## Dataset entries

-.-.-

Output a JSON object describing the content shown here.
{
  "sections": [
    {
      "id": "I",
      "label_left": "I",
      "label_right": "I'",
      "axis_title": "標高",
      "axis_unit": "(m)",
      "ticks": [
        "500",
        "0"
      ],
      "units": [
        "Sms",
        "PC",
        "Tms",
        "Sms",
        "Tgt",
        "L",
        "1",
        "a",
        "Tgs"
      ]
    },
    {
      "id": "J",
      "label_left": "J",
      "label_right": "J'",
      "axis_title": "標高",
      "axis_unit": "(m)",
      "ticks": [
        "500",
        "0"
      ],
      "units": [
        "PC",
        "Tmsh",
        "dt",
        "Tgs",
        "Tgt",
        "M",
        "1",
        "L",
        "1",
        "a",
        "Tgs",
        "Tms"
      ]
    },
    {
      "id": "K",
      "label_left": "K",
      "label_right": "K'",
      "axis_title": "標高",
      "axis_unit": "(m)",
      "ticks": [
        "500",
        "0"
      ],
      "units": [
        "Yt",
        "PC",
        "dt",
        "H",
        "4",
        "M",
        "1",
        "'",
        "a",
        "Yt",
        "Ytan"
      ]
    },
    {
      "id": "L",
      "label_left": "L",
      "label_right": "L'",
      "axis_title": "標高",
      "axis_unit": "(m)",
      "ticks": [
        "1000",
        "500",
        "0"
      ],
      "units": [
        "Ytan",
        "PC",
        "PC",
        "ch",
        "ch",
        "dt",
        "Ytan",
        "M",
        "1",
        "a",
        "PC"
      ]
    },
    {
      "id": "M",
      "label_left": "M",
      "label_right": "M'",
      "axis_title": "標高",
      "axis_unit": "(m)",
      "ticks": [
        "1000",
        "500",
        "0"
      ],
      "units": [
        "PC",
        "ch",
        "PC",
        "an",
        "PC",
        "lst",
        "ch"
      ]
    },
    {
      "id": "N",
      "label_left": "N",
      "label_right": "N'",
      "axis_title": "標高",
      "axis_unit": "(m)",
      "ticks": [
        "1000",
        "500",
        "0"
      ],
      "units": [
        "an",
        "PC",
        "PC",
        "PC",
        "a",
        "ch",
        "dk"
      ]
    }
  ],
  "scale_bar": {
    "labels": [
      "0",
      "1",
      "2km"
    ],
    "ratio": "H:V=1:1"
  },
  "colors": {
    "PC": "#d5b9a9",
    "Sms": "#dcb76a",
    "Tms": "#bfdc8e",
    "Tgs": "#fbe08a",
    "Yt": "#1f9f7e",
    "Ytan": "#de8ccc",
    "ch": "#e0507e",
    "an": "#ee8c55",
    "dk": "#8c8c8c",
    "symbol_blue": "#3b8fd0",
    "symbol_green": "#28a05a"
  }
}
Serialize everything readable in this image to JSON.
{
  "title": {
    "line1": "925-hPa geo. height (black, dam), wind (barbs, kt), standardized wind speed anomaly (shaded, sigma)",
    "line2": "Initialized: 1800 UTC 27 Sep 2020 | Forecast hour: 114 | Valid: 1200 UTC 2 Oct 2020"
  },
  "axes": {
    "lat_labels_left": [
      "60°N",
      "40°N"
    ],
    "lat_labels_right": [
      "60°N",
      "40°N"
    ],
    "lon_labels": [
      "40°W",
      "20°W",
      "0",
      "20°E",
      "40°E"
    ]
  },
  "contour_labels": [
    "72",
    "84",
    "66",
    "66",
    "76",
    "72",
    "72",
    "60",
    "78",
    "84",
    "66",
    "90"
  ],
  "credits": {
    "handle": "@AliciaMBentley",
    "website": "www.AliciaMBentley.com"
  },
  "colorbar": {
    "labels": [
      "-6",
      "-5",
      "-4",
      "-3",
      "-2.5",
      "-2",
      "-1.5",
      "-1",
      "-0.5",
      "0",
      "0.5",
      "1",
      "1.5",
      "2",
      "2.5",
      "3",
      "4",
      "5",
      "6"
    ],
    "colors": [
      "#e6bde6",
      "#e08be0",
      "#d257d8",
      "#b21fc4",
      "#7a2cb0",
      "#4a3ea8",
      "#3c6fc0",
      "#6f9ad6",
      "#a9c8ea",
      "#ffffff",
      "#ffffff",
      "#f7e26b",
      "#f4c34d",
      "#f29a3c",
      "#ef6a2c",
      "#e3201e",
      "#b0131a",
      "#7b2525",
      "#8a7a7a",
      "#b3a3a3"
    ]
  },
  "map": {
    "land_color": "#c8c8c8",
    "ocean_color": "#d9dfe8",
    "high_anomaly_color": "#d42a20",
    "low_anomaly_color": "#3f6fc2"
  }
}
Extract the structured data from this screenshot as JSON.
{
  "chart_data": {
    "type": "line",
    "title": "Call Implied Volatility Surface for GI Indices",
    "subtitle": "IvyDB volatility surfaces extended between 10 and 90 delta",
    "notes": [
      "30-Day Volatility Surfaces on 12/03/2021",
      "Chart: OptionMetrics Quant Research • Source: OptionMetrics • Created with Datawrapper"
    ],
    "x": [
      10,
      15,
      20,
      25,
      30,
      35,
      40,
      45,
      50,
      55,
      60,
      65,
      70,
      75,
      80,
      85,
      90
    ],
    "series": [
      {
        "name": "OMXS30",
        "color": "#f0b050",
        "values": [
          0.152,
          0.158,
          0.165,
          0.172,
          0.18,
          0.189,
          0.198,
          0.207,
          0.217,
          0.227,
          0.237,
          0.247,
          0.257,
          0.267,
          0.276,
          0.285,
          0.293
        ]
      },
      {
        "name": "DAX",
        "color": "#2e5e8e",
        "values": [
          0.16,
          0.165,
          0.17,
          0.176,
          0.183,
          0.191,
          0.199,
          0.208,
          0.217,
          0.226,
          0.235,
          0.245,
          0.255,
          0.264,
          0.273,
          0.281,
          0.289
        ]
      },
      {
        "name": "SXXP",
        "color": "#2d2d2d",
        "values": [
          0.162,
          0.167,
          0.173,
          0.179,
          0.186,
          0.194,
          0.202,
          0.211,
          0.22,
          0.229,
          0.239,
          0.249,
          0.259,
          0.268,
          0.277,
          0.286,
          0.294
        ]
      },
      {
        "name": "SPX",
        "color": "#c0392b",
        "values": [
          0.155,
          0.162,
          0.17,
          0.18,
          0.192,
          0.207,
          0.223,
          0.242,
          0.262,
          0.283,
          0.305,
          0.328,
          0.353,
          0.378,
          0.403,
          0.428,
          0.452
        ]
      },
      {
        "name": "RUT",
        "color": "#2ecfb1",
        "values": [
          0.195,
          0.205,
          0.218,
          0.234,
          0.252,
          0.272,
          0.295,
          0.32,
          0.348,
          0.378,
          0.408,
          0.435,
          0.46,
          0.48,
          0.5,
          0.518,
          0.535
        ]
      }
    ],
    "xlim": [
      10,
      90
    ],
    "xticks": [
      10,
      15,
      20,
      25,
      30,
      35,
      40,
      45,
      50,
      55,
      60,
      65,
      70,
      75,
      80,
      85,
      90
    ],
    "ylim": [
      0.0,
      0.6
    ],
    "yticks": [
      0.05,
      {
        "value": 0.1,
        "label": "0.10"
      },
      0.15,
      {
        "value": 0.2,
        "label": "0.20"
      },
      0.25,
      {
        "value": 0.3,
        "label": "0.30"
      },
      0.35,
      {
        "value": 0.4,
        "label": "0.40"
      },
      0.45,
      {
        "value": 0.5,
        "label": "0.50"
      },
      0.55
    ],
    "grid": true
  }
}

-.-.-

## Exercise brief
The data above must be returned in full, exactly as written.

## Answer to this exercise
Output a JSON object describing the content shown here.
{
  "sections": [
    {
      "id": "I",
      "label_left": "I",
      "label_right": "I'",
      "axis_title": "標高",
      "axis_unit": "(m)",
      "ticks": [
        "500",
        "0"
      ],
      "units": [
        "Sms",
        "PC",
        "Tms",
        "Sms",
        "Tgt",
        "L",
        "1",
        "a",
        "Tgs"
      ]
    },
    {
      "id": "J",
      "label_left": "J",
      "label_right": "J'",
      "axis_title": "標高",
      "axis_unit": "(m)",
      "ticks": [
        "500",
        "0"
      ],
      "units": [
        "PC",
        "Tmsh",
        "dt",
        "Tgs",
        "Tgt",
        "M",
        "1",
        "L",
        "1",
        "a",
        "Tgs",
        "Tms"
      ]
    },
    {
      "id": "K",
      "label_left": "K",
      "label_right": "K'",
      "axis_title": "標高",
      "axis_unit": "(m)",
      "ticks": [
        "500",
        "0"
      ],
      "units": [
        "Yt",
        "PC",
        "dt",
        "H",
        "4",
        "M",
        "1",
        "'",
        "a",
        "Yt",
        "Ytan"
      ]
    },
    {
      "id": "L",
      "label_left": "L",
      "label_right": "L'",
      "axis_title": "標高",
      "axis_unit": "(m)",
      "ticks": [
        "1000",
        "500",
        "0"
      ],
      "units": [
        "Ytan",
        "PC",
        "PC",
        "ch",
        "ch",
        "dt",
        "Ytan",
        "M",
        "1",
        "a",
        "PC"
      ]
    },
    {
      "id": "M",
      "label_left": "M",
      "label_right": "M'",
      "axis_title": "標高",
      "axis_unit": "(m)",
      "ticks": [
        "1000",
        "500",
        "0"
      ],
      "units": [
        "PC",
        "ch",
        "PC",
        "an",
        "PC",
        "lst",
        "ch"
      ]
    },
    {
      "id": "N",
      "label_left": "N",
      "label_right": "N'",
      "axis_title": "標高",
      "axis_unit": "(m)",
      "ticks": [
        "1000",
        "500",
        "0"
      ],
      "units": [
        "an",
        "PC",
        "PC",
        "PC",
        "a",
        "ch",
        "dk"
      ]
    }
  ],
  "scale_bar": {
    "labels": [
      "0",
      "1",
      "2km"
    ],
    "ratio": "H:V=1:1"
  },
  "colors": {
    "PC": "#d5b9a9",
    "Sms": "#dcb76a",
    "Tms": "#bfdc8e",
    "Tgs": "#fbe08a",
    "Yt": "#1f9f7e",
    "Ytan": "#de8ccc",
    "ch": "#e0507e",
    "an": "#ee8c55",
    "dk": "#8c8c8c",
    "symbol_blue": "#3b8fd0",
    "symbol_green": "#28a05a"
  }
}
Serialize everything readable in this image to JSON.
{
  "title": {
    "line1": "925-hPa geo. height (black, dam), wind (barbs, kt), standardized wind speed anomaly (shaded, sigma)",
    "line2": "Initialized: 1800 UTC 27 Sep 2020 | Forecast hour: 114 | Valid: 1200 UTC 2 Oct 2020"
  },
  "axes": {
    "lat_labels_left": [
      "60°N",
      "40°N"
    ],
    "lat_labels_right": [
      "60°N",
      "40°N"
    ],
    "lon_labels": [
      "40°W",
      "20°W",
      "0",
      "20°E",
      "40°E"
    ]
  },
  "contour_labels": [
    "72",
    "84",
    "66",
    "66",
    "76",
    "72",
    "72",
    "60",
    "78",
    "84",
    "66",
    "90"
  ],
  "credits": {
    "handle": "@AliciaMBentley",
    "website": "www.AliciaMBentley.com"
  },
  "colorbar": {
    "labels": [
      "-6",
      "-5",
      "-4",
      "-3",
      "-2.5",
      "-2",
      "-1.5",
      "-1",
      "-0.5",
      "0",
      "0.5",
      "1",
      "1.5",
      "2",
      "2.5",
      "3",
      "4",
      "5",
      "6"
    ],
    "colors": [
      "#e6bde6",
      "#e08be0",
      "#d257d8",
      "#b21fc4",
      "#7a2cb0",
      "#4a3ea8",
      "#3c6fc0",
      "#6f9ad6",
      "#a9c8ea",
      "#ffffff",
      "#ffffff",
      "#f7e26b",
      "#f4c34d",
      "#f29a3c",
      "#ef6a2c",
      "#e3201e",
      "#b0131a",
      "#7b2525",
      "#8a7a7a",
      "#b3a3a3"
    ]
  },
  "map": {
    "land_color": "#c8c8c8",
    "ocean_color": "#d9dfe8",
    "high_anomaly_color": "#d42a20",
    "low_anomaly_color": "#3f6fc2"
  }
}
Extract the structured data from this screenshot as JSON.
{
  "chart_data": {
    "type": "line",
    "title": "Call Implied Volatility Surface for GI Indices",
    "subtitle": "IvyDB volatility surfaces extended between 10 and 90 delta",
    "notes": [
      "30-Day Volatility Surfaces on 12/03/2021",
      "Chart: OptionMetrics Quant Research • Source: OptionMetrics • Created with Datawrapper"
    ],
    "x": [
      10,
      15,
      20,
      25,
      30,
      35,
      40,
      45,
      50,
      55,
      60,
      65,
      70,
      75,
      80,
      85,
      90
    ],
    "series": [
      {
        "name": "OMXS30",
        "color": "#f0b050",
        "values": [
          0.152,
          0.158,
          0.165,
          0.172,
          0.18,
          0.189,
          0.198,
          0.207,
          0.217,
          0.227,
          0.237,
          0.247,
          0.257,
          0.267,
          0.276,
          0.285,
          0.293
        ]
      },
      {
        "name": "DAX",
        "color": "#2e5e8e",
        "values": [
          0.16,
          0.165,
          0.17,
          0.176,
          0.183,
          0.191,
          0.199,
          0.208,
          0.217,
          0.226,
          0.235,
          0.245,
          0.255,
          0.264,
          0.273,
          0.281,
          0.289
        ]
      },
      {
        "name": "SXXP",
        "color": "#2d2d2d",
        "values": [
          0.162,
          0.167,
          0.173,
          0.179,
          0.186,
          0.194,
          0.202,
          0.211,
          0.22,
          0.229,
          0.239,
          0.249,
          0.259,
          0.268,
          0.277,
          0.286,
          0.294
        ]
      },
      {
        "name": "SPX",
        "color": "#c0392b",
        "values": [
          0.155,
          0.162,
          0.17,
          0.18,
          0.192,
          0.207,
          0.223,
          0.242,
          0.262,
          0.283,
          0.305,
          0.328,
          0.353,
          0.378,
          0.403,
          0.428,
          0.452
        ]
      },
      {
        "name": "RUT",
        "color": "#2ecfb1",
        "values": [
          0.195,
          0.205,
          0.218,
          0.234,
          0.252,
          0.272,
          0.295,
          0.32,
          0.348,
          0.378,
          0.408,
          0.435,
          0.46,
          0.48,
          0.5,
          0.518,
          0.535
        ]
      }
    ],
    "xlim": [
      10,
      90
    ],
    "xticks": [
      10,
      15,
      20,
      25,
      30,
      35,
      40,
      45,
      50,
      55,
      60,
      65,
      70,
      75,
      80,
      85,
      90
    ],
    "ylim": [
      0.0,
      0.6
    ],
    "yticks": [
      0.05,
      {
        "value": 0.1,
        "label": "0.10"
      },
      0.15,
      {
        "value": 0.2,
        "label": "0.20"
      },
      0.25,
      {
        "value": 0.3,
        "label": "0.30"
      },
      0.35,
      {
        "value": 0.4,
        "label": "0.40"
      },
      0.45,
      {
        "value": 0.5,
        "label": "0.50"
      },
      0.55
    ],
    "grid": true
  }
}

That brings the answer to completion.